TASK: Output all lines exactly.

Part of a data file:
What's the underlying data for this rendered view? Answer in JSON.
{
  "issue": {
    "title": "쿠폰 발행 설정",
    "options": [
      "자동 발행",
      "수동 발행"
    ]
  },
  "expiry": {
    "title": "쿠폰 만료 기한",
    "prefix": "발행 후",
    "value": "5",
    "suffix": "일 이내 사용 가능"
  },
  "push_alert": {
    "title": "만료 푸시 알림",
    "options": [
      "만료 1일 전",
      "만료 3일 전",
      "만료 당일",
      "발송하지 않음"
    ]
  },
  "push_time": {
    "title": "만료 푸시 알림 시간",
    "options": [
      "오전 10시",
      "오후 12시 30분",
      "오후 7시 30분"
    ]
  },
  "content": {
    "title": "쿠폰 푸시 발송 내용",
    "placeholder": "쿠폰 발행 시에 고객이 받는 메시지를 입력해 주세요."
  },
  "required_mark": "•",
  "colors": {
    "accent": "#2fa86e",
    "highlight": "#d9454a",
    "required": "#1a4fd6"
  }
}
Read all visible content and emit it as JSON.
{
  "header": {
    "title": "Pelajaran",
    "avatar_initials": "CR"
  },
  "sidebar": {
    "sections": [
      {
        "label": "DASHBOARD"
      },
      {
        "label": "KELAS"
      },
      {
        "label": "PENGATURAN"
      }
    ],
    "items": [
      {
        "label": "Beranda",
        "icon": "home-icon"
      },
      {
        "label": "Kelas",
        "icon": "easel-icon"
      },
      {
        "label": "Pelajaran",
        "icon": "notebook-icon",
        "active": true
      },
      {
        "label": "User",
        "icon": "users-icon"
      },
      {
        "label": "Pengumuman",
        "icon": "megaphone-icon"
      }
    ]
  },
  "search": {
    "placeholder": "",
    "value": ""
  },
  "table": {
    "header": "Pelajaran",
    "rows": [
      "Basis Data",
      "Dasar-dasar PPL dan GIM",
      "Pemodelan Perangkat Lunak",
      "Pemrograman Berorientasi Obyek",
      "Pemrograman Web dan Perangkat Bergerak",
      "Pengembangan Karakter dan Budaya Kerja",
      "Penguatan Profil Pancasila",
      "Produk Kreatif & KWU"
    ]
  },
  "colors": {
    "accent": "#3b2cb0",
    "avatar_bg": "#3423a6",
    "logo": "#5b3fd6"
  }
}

COMPLETE OUTPUT:
What's the underlying data for this rendered view? Answer in JSON.
{
  "issue": {
    "title": "쿠폰 발행 설정",
    "options": [
      "자동 발행",
      "수동 발행"
    ]
  },
  "expiry": {
    "title": "쿠폰 만료 기한",
    "prefix": "발행 후",
    "value": "5",
    "suffix": "일 이내 사용 가능"
  },
  "push_alert": {
    "title": "만료 푸시 알림",
    "options": [
      "만료 1일 전",
      "만료 3일 전",
      "만료 당일",
      "발송하지 않음"
    ]
  },
  "push_time": {
    "title": "만료 푸시 알림 시간",
    "options": [
      "오전 10시",
      "오후 12시 30분",
      "오후 7시 30분"
    ]
  },
  "content": {
    "title": "쿠폰 푸시 발송 내용",
    "placeholder": "쿠폰 발행 시에 고객이 받는 메시지를 입력해 주세요."
  },
  "required_mark": "•",
  "colors": {
    "accent": "#2fa86e",
    "highlight": "#d9454a",
    "required": "#1a4fd6"
  }
}
Read all visible content and emit it as JSON.
{
  "header": {
    "title": "Pelajaran",
    "avatar_initials": "CR"
  },
  "sidebar": {
    "sections": [
      {
        "label": "DASHBOARD"
      },
      {
        "label": "KELAS"
      },
      {
        "label": "PENGATURAN"
      }
    ],
    "items": [
      {
        "label": "Beranda",
        "icon": "home-icon"
      },
      {
        "label": "Kelas",
        "icon": "easel-icon"
      },
      {
        "label": "Pelajaran",
        "icon": "notebook-icon",
        "active": true
      },
      {
        "label": "User",
        "icon": "users-icon"
      },
      {
        "label": "Pengumuman",
        "icon": "megaphone-icon"
      }
    ]
  },
  "search": {
    "placeholder": "",
    "value": ""
  },
  "table": {
    "header": "Pelajaran",
    "rows": [
      "Basis Data",
      "Dasar-dasar PPL dan GIM",
      "Pemodelan Perangkat Lunak",
      "Pemrograman Berorientasi Obyek",
      "Pemrograman Web dan Perangkat Bergerak",
      "Pengembangan Karakter dan Budaya Kerja",
      "Penguatan Profil Pancasila",
      "Produk Kreatif & KWU"
    ]
  },
  "colors": {
    "accent": "#3b2cb0",
    "avatar_bg": "#3423a6",
    "logo": "#5b3fd6"
  }
}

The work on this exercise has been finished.